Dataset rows
|---|

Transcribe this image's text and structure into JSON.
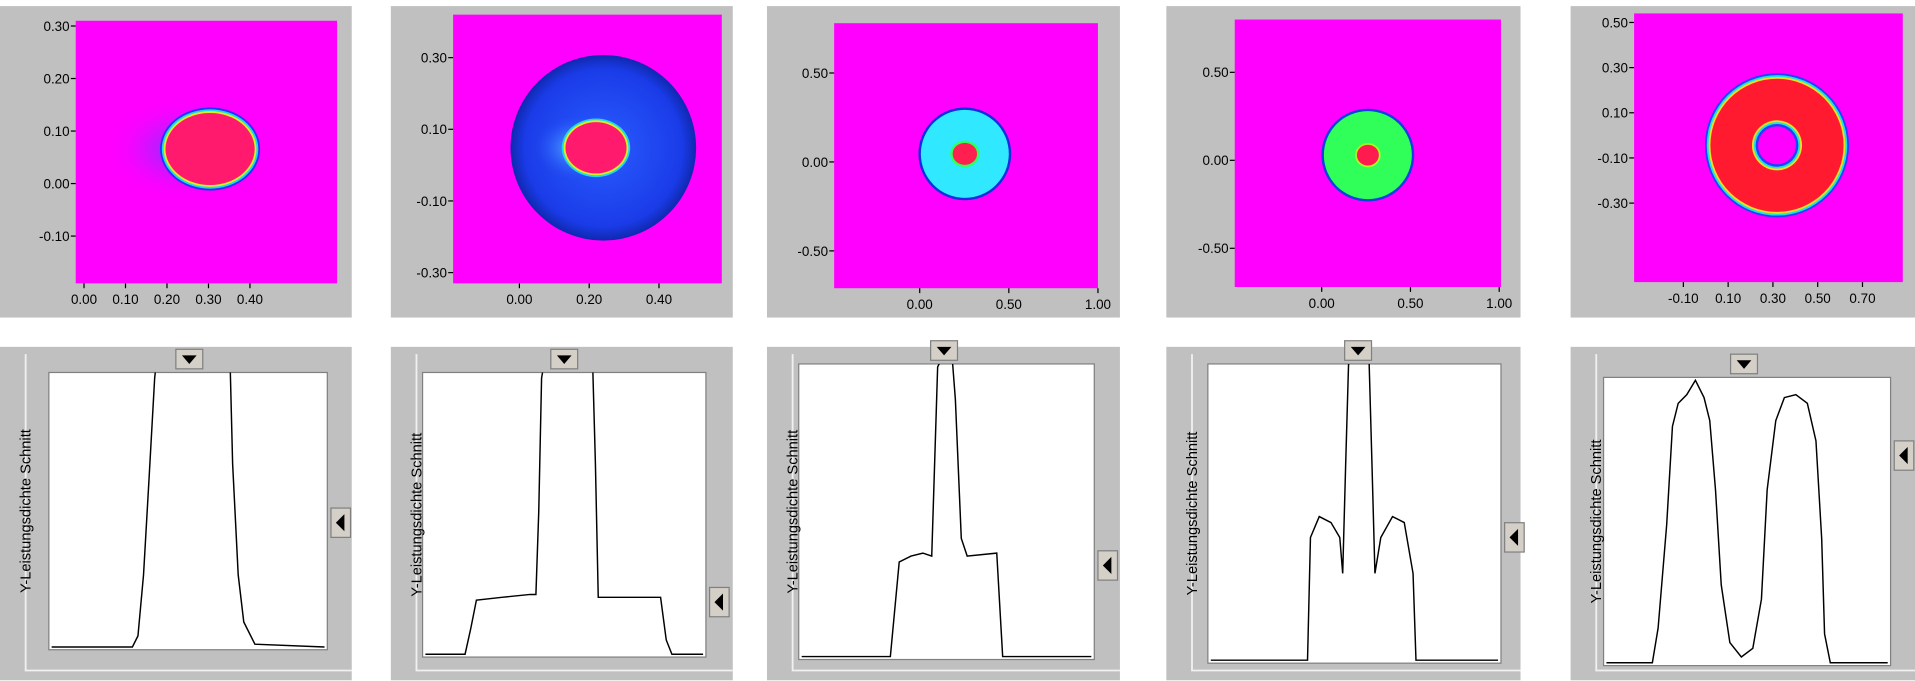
{
  "chart_data": [
    {
      "type": "heatmap",
      "xlim": [
        -0.02,
        0.61
      ],
      "ylim": [
        -0.19,
        0.31
      ],
      "xticks": [
        {
          "value": 0,
          "label": "0.00"
        },
        {
          "value": 0.1,
          "label": "0.10"
        },
        {
          "value": 0.2,
          "label": "0.20"
        },
        {
          "value": 0.3,
          "label": "0.30"
        },
        {
          "value": 0.4,
          "label": "0.40"
        }
      ],
      "yticks": [
        {
          "value": -0.1,
          "label": "-0.10"
        },
        {
          "value": 0,
          "label": "0.00"
        },
        {
          "value": 0.1,
          "label": "0.10"
        },
        {
          "value": 0.2,
          "label": "0.20"
        },
        {
          "value": 0.3,
          "label": "0.30"
        }
      ]
    },
    {
      "type": "heatmap",
      "xlim": [
        -0.19,
        0.58
      ],
      "ylim": [
        -0.33,
        0.42
      ],
      "xticks": [
        {
          "value": 0,
          "label": "0.00"
        },
        {
          "value": 0.2,
          "label": "0.20"
        },
        {
          "value": 0.4,
          "label": "0.40"
        }
      ],
      "yticks": [
        {
          "value": -0.3,
          "label": "-0.30"
        },
        {
          "value": -0.1,
          "label": "-0.10"
        },
        {
          "value": 0.1,
          "label": "0.10"
        },
        {
          "value": 0.3,
          "label": "0.30"
        }
      ]
    },
    {
      "type": "heatmap",
      "xlim": [
        -0.48,
        1.0
      ],
      "ylim": [
        -0.71,
        0.78
      ],
      "xticks": [
        {
          "value": 0,
          "label": "0.00"
        },
        {
          "value": 0.5,
          "label": "0.50"
        },
        {
          "value": 1,
          "label": "1.00"
        }
      ],
      "yticks": [
        {
          "value": -0.5,
          "label": "-0.50"
        },
        {
          "value": 0,
          "label": "0.00"
        },
        {
          "value": 0.5,
          "label": "0.50"
        }
      ]
    },
    {
      "type": "heatmap",
      "xlim": [
        -0.49,
        1.01
      ],
      "ylim": [
        -0.72,
        0.8
      ],
      "xticks": [
        {
          "value": 0,
          "label": "0.00"
        },
        {
          "value": 0.5,
          "label": "0.50"
        },
        {
          "value": 1,
          "label": "1.00"
        }
      ],
      "yticks": [
        {
          "value": -0.5,
          "label": "-0.50"
        },
        {
          "value": 0,
          "label": "0.00"
        },
        {
          "value": 0.5,
          "label": "0.50"
        }
      ]
    },
    {
      "type": "heatmap",
      "xlim": [
        -0.32,
        0.88
      ],
      "ylim": [
        -0.65,
        0.54
      ],
      "xticks": [
        {
          "value": -0.1,
          "label": "-0.10"
        },
        {
          "value": 0.1,
          "label": "0.10"
        },
        {
          "value": 0.3,
          "label": "0.30"
        },
        {
          "value": 0.5,
          "label": "0.50"
        },
        {
          "value": 0.7,
          "label": "0.70"
        }
      ],
      "yticks": [
        {
          "value": -0.3,
          "label": "-0.30"
        },
        {
          "value": -0.1,
          "label": "-0.10"
        },
        {
          "value": 0.1,
          "label": "0.10"
        },
        {
          "value": 0.3,
          "label": "0.30"
        },
        {
          "value": 0.5,
          "label": "0.50"
        }
      ]
    },
    {
      "type": "line",
      "ylabel": "Y-Leistungsdichte Schnitt",
      "color": "#000000",
      "xlim": [
        0,
        100
      ],
      "ylim": [
        0,
        100
      ],
      "x": [
        1,
        30,
        32,
        34,
        36,
        38,
        39,
        65,
        66,
        68,
        70,
        74,
        99
      ],
      "values": [
        1,
        1,
        5,
        27,
        62,
        98,
        107,
        107,
        67,
        27,
        10,
        2,
        1
      ]
    },
    {
      "type": "line",
      "ylabel": "Y-Leistungsdichte Schnitt",
      "color": "#000000",
      "xlim": [
        0,
        100
      ],
      "ylim": [
        0,
        100
      ],
      "x": [
        1,
        15,
        17,
        19,
        28,
        38,
        40,
        41,
        42,
        43,
        60,
        61,
        62,
        75,
        84,
        86,
        88,
        99
      ],
      "values": [
        1,
        1,
        10,
        20,
        21,
        22,
        22,
        51,
        98,
        104,
        104,
        68,
        21,
        21,
        21,
        6,
        1,
        1
      ]
    },
    {
      "type": "line",
      "ylabel": "Y-Leistungsdichte Schnitt",
      "color": "#000000",
      "xlim": [
        0,
        100
      ],
      "ylim": [
        0,
        100
      ],
      "x": [
        1,
        31,
        34,
        38,
        42,
        45,
        46,
        47,
        48,
        52,
        53,
        55,
        57,
        67,
        69,
        99
      ],
      "values": [
        1,
        1,
        33,
        35,
        36,
        35,
        67,
        99,
        101,
        101,
        88,
        41,
        35,
        36,
        1,
        1
      ]
    },
    {
      "type": "line",
      "ylabel": "Y-Leistungsdichte Schnitt",
      "color": "#000000",
      "xlim": [
        0,
        100
      ],
      "ylim": [
        0,
        100
      ],
      "x": [
        1,
        34,
        35,
        38,
        42,
        45,
        46,
        47,
        48,
        50,
        55,
        56,
        57,
        59,
        63,
        67,
        70,
        71,
        99
      ],
      "values": [
        1,
        1,
        42,
        49,
        47,
        42,
        30,
        66,
        100,
        101,
        101,
        66,
        30,
        42,
        49,
        47,
        30,
        1,
        1
      ]
    },
    {
      "type": "line",
      "ylabel": "Y-Leistungsdichte Schnitt",
      "color": "#000000",
      "xlim": [
        0,
        100
      ],
      "ylim": [
        0,
        100
      ],
      "x": [
        1,
        17,
        19,
        22,
        24,
        26,
        29,
        32,
        35,
        37,
        39,
        41,
        44,
        48,
        52,
        55,
        57,
        60,
        63,
        67,
        71,
        74,
        76,
        77,
        79,
        99
      ],
      "values": [
        1,
        1,
        13,
        49,
        83,
        91,
        94,
        99,
        93,
        85,
        61,
        28,
        8,
        3,
        6,
        23,
        61,
        85,
        93,
        94,
        91,
        78,
        44,
        11,
        1,
        1
      ]
    }
  ]
}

|---|

Transcribe every entry word for word, but skip the pictures.

** Answer for the task **
Transcribe this image's text and structure into JSON.
{
  "chart_data": [
    {
      "type": "heatmap",
      "xlim": [
        -0.02,
        0.61
      ],
      "ylim": [
        -0.19,
        0.31
      ],
      "xticks": [
        {
          "value": 0,
          "label": "0.00"
        },
        {
          "value": 0.1,
          "label": "0.10"
        },
        {
          "value": 0.2,
          "label": "0.20"
        },
        {
          "value": 0.3,
          "label": "0.30"
        },
        {
          "value": 0.4,
          "label": "0.40"
        }
      ],
      "yticks": [
        {
          "value": -0.1,
          "label": "-0.10"
        },
        {
          "value": 0,
          "label": "0.00"
        },
        {
          "value": 0.1,
          "label": "0.10"
        },
        {
          "value": 0.2,
          "label": "0.20"
        },
        {
          "value": 0.3,
          "label": "0.30"
        }
      ]
    },
    {
      "type": "heatmap",
      "xlim": [
        -0.19,
        0.58
      ],
      "ylim": [
        -0.33,
        0.42
      ],
      "xticks": [
        {
          "value": 0,
          "label": "0.00"
        },
        {
          "value": 0.2,
          "label": "0.20"
        },
        {
          "value": 0.4,
          "label": "0.40"
        }
      ],
      "yticks": [
        {
          "value": -0.3,
          "label": "-0.30"
        },
        {
          "value": -0.1,
          "label": "-0.10"
        },
        {
          "value": 0.1,
          "label": "0.10"
        },
        {
          "value": 0.3,
          "label": "0.30"
        }
      ]
    },
    {
      "type": "heatmap",
      "xlim": [
        -0.48,
        1.0
      ],
      "ylim": [
        -0.71,
        0.78
      ],
      "xticks": [
        {
          "value": 0,
          "label": "0.00"
        },
        {
          "value": 0.5,
          "label": "0.50"
        },
        {
          "value": 1,
          "label": "1.00"
        }
      ],
      "yticks": [
        {
          "value": -0.5,
          "label": "-0.50"
        },
        {
          "value": 0,
          "label": "0.00"
        },
        {
          "value": 0.5,
          "label": "0.50"
        }
      ]
    },
    {
      "type": "heatmap",
      "xlim": [
        -0.49,
        1.01
      ],
      "ylim": [
        -0.72,
        0.8
      ],
      "xticks": [
        {
          "value": 0,
          "label": "0.00"
        },
        {
          "value": 0.5,
          "label": "0.50"
        },
        {
          "value": 1,
          "label": "1.00"
        }
      ],
      "yticks": [
        {
          "value": -0.5,
          "label": "-0.50"
        },
        {
          "value": 0,
          "label": "0.00"
        },
        {
          "value": 0.5,
          "label": "0.50"
        }
      ]
    },
    {
      "type": "heatmap",
      "xlim": [
        -0.32,
        0.88
      ],
      "ylim": [
        -0.65,
        0.54
      ],
      "xticks": [
        {
          "value": -0.1,
          "label": "-0.10"
        },
        {
          "value": 0.1,
          "label": "0.10"
        },
        {
          "value": 0.3,
          "label": "0.30"
        },
        {
          "value": 0.5,
          "label": "0.50"
        },
        {
          "value": 0.7,
          "label": "0.70"
        }
      ],
      "yticks": [
        {
          "value": -0.3,
          "label": "-0.30"
        },
        {
          "value": -0.1,
          "label": "-0.10"
        },
        {
          "value": 0.1,
          "label": "0.10"
        },
        {
          "value": 0.3,
          "label": "0.30"
        },
        {
          "value": 0.5,
          "label": "0.50"
        }
      ]
    },
    {
      "type": "line",
      "ylabel": "Y-Leistungsdichte Schnitt",
      "color": "#000000",
      "xlim": [
        0,
        100
      ],
      "ylim": [
        0,
        100
      ],
      "x": [
        1,
        30,
        32,
        34,
        36,
        38,
        39,
        65,
        66,
        68,
        70,
        74,
        99
      ],
      "values": [
        1,
        1,
        5,
        27,
        62,
        98,
        107,
        107,
        67,
        27,
        10,
        2,
        1
      ]
    },
    {
      "type": "line",
      "ylabel": "Y-Leistungsdichte Schnitt",
      "color": "#000000",
      "xlim": [
        0,
        100
      ],
      "ylim": [
        0,
        100
      ],
      "x": [
        1,
        15,
        17,
        19,
        28,
        38,
        40,
        41,
        42,
        43,
        60,
        61,
        62,
        75,
        84,
        86,
        88,
        99
      ],
      "values": [
        1,
        1,
        10,
        20,
        21,
        22,
        22,
        51,
        98,
        104,
        104,
        68,
        21,
        21,
        21,
        6,
        1,
        1
      ]
    },
    {
      "type": "line",
      "ylabel": "Y-Leistungsdichte Schnitt",
      "color": "#000000",
      "xlim": [
        0,
        100
      ],
      "ylim": [
        0,
        100
      ],
      "x": [
        1,
        31,
        34,
        38,
        42,
        45,
        46,
        47,
        48,
        52,
        53,
        55,
        57,
        67,
        69,
        99
      ],
      "values": [
        1,
        1,
        33,
        35,
        36,
        35,
        67,
        99,
        101,
        101,
        88,
        41,
        35,
        36,
        1,
        1
      ]
    },
    {
      "type": "line",
      "ylabel": "Y-Leistungsdichte Schnitt",
      "color": "#000000",
      "xlim": [
        0,
        100
      ],
      "ylim": [
        0,
        100
      ],
      "x": [
        1,
        34,
        35,
        38,
        42,
        45,
        46,
        47,
        48,
        50,
        55,
        56,
        57,
        59,
        63,
        67,
        70,
        71,
        99
      ],
      "values": [
        1,
        1,
        42,
        49,
        47,
        42,
        30,
        66,
        100,
        101,
        101,
        66,
        30,
        42,
        49,
        47,
        30,
        1,
        1
      ]
    },
    {
      "type": "line",
      "ylabel": "Y-Leistungsdichte Schnitt",
      "color": "#000000",
      "xlim": [
        0,
        100
      ],
      "ylim": [
        0,
        100
      ],
      "x": [
        1,
        17,
        19,
        22,
        24,
        26,
        29,
        32,
        35,
        37,
        39,
        41,
        44,
        48,
        52,
        55,
        57,
        60,
        63,
        67,
        71,
        74,
        76,
        77,
        79,
        99
      ],
      "values": [
        1,
        1,
        13,
        49,
        83,
        91,
        94,
        99,
        93,
        85,
        61,
        28,
        8,
        3,
        6,
        23,
        61,
        85,
        93,
        94,
        91,
        78,
        44,
        11,
        1,
        1
      ]
    }
  ]
}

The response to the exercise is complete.